Requirement
Leave out the images; return the rest of the data exactly.

Data supplied

:::::

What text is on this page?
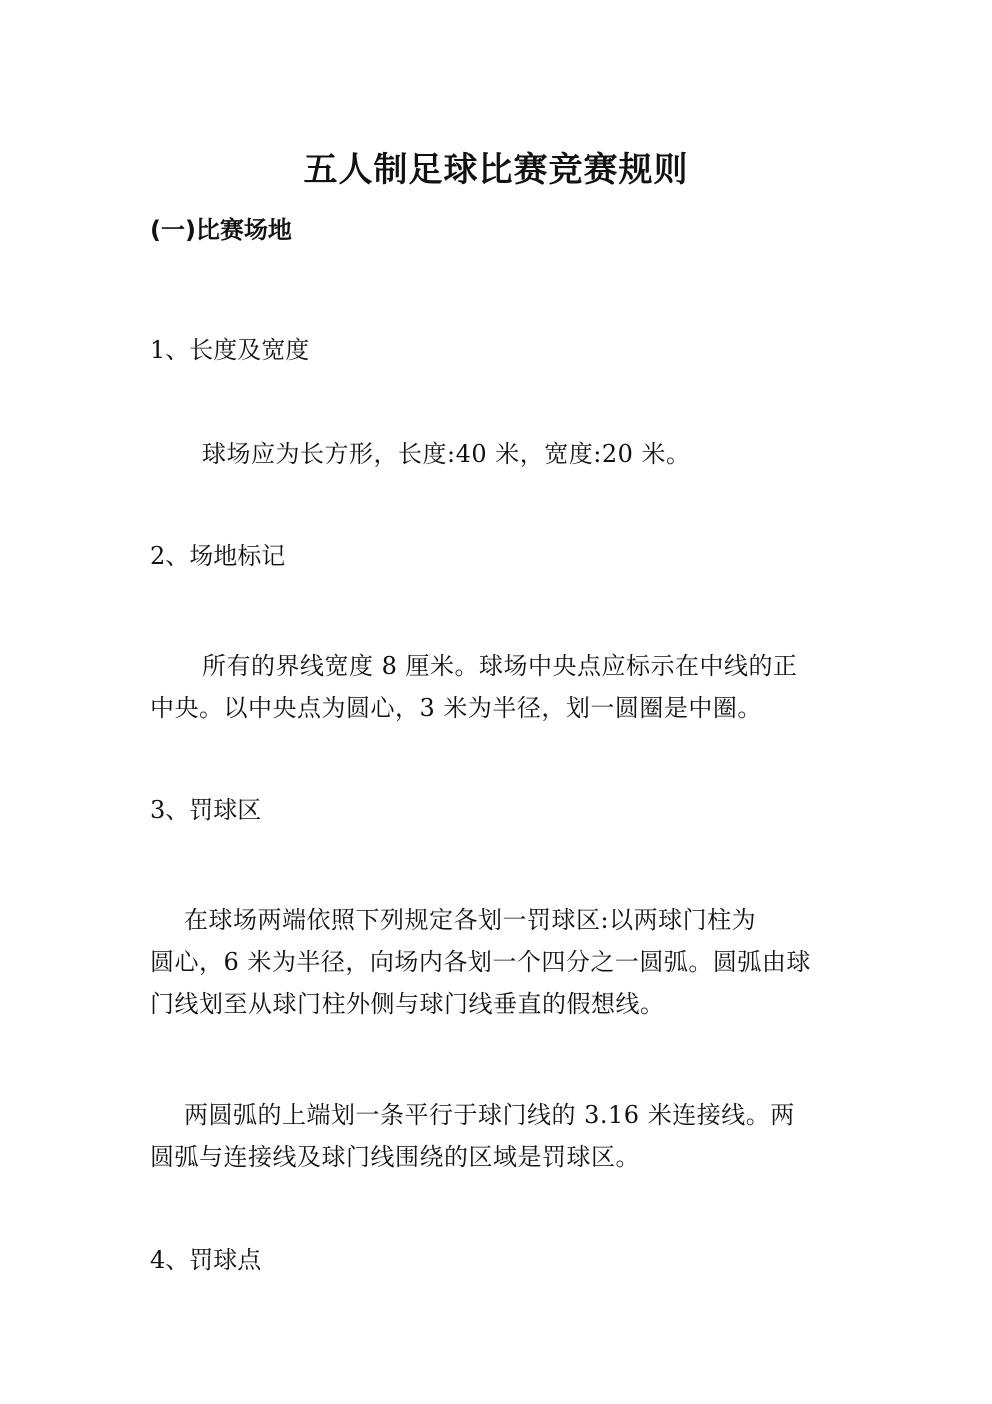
五人制足球比赛竞赛规则
(一)比赛场地
1、长度及宽度
球场应为长方形，长度:40 米，宽度:20 米。
2、场地标记
所有的界线宽度 8 厘米。球场中央点应标示在中线的正
中央。以中央点为圆心，3 米为半径，划一圆圈是中圈。
3、罚球区
在球场两端依照下列规定各划一罚球区:以两球门柱为
圆心，6 米为半径，向场内各划一个四分之一圆弧。圆弧由球
门线划至从球门柱外侧与球门线垂直的假想线。
两圆弧的上端划一条平行于球门线的 3.16 米连接线。两
圆弧与连接线及球门线围绕的区域是罚球区。
4、罚球点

:::::

Exercise answer
What text is on this page?
五人制足球比赛竞赛规则
(一)比赛场地
1、长度及宽度
球场应为长方形，长度:40 米，宽度:20 米。
2、场地标记
所有的界线宽度 8 厘米。球场中央点应标示在中线的正
中央。以中央点为圆心，3 米为半径，划一圆圈是中圈。
3、罚球区
在球场两端依照下列规定各划一罚球区:以两球门柱为
圆心，6 米为半径，向场内各划一个四分之一圆弧。圆弧由球
门线划至从球门柱外侧与球门线垂直的假想线。
两圆弧的上端划一条平行于球门线的 3.16 米连接线。两
圆弧与连接线及球门线围绕的区域是罚球区。
4、罚球点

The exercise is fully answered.